What you need to do — Nothing may be dropped or altered: reproduce all the data.

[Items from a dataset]
....

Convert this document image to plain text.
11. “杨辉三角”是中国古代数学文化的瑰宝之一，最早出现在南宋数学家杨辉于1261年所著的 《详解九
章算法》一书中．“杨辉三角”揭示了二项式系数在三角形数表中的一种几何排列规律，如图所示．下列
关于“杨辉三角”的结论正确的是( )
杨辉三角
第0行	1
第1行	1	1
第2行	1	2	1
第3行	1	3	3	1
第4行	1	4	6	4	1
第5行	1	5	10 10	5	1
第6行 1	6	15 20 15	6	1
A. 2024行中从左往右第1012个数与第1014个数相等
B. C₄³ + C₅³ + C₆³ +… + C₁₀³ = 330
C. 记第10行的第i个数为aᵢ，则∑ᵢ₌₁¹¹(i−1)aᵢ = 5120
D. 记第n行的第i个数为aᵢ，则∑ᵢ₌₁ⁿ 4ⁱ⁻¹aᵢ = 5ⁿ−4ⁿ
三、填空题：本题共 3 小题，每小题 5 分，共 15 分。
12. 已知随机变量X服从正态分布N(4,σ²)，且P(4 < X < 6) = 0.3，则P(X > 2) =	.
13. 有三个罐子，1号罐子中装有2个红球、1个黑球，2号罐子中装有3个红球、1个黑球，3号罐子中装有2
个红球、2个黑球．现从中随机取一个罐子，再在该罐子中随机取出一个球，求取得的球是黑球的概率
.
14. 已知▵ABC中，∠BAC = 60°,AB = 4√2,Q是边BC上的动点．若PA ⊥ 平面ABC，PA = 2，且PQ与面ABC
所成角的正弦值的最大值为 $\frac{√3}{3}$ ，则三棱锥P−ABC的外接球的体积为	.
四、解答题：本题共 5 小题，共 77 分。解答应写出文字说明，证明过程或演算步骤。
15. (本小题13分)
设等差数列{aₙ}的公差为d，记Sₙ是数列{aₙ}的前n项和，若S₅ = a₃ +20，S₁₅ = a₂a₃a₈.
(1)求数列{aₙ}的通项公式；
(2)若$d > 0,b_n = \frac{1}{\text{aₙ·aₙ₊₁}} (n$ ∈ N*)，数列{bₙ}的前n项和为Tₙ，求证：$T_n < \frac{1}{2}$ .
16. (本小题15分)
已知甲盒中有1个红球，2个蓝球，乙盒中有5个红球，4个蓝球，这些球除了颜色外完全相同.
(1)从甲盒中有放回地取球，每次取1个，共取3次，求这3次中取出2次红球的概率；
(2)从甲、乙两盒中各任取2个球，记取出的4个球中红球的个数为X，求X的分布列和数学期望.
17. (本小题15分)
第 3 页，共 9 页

....

Exercise answer —
Convert this document image to plain text.
11. “杨辉三角”是中国古代数学文化的瑰宝之一，最早出现在南宋数学家杨辉于1261年所著的 《详解九
章算法》一书中．“杨辉三角”揭示了二项式系数在三角形数表中的一种几何排列规律，如图所示．下列
关于“杨辉三角”的结论正确的是( )
杨辉三角
第0行	1
第1行	1	1
第2行	1	2	1
第3行	1	3	3	1
第4行	1	4	6	4	1
第5行	1	5	10 10	5	1
第6行 1	6	15 20 15	6	1
A. 2024行中从左往右第1012个数与第1014个数相等
B. C₄³ + C₅³ + C₆³ +… + C₁₀³ = 330
C. 记第10行的第i个数为aᵢ，则∑ᵢ₌₁¹¹(i−1)aᵢ = 5120
D. 记第n行的第i个数为aᵢ，则∑ᵢ₌₁ⁿ 4ⁱ⁻¹aᵢ = 5ⁿ−4ⁿ
三、填空题：本题共 3 小题，每小题 5 分，共 15 分。
12. 已知随机变量X服从正态分布N(4,σ²)，且P(4 < X < 6) = 0.3，则P(X > 2) =	.
13. 有三个罐子，1号罐子中装有2个红球、1个黑球，2号罐子中装有3个红球、1个黑球，3号罐子中装有2
个红球、2个黑球．现从中随机取一个罐子，再在该罐子中随机取出一个球，求取得的球是黑球的概率
.
14. 已知▵ABC中，∠BAC = 60°,AB = 4√2,Q是边BC上的动点．若PA ⊥ 平面ABC，PA = 2，且PQ与面ABC
所成角的正弦值的最大值为 $\frac{√3}{3}$ ，则三棱锥P−ABC的外接球的体积为	.
四、解答题：本题共 5 小题，共 77 分。解答应写出文字说明，证明过程或演算步骤。
15. (本小题13分)
设等差数列{aₙ}的公差为d，记Sₙ是数列{aₙ}的前n项和，若S₅ = a₃ +20，S₁₅ = a₂a₃a₈.
(1)求数列{aₙ}的通项公式；
(2)若$d > 0,b_n = \frac{1}{\text{aₙ·aₙ₊₁}} (n$ ∈ N*)，数列{bₙ}的前n项和为Tₙ，求证：$T_n < \frac{1}{2}$ .
16. (本小题15分)
已知甲盒中有1个红球，2个蓝球，乙盒中有5个红球，4个蓝球，这些球除了颜色外完全相同.
(1)从甲盒中有放回地取球，每次取1个，共取3次，求这3次中取出2次红球的概率；
(2)从甲、乙两盒中各任取2个球，记取出的4个球中红球的个数为X，求X的分布列和数学期望.
17. (本小题15分)
第 3 页，共 9 页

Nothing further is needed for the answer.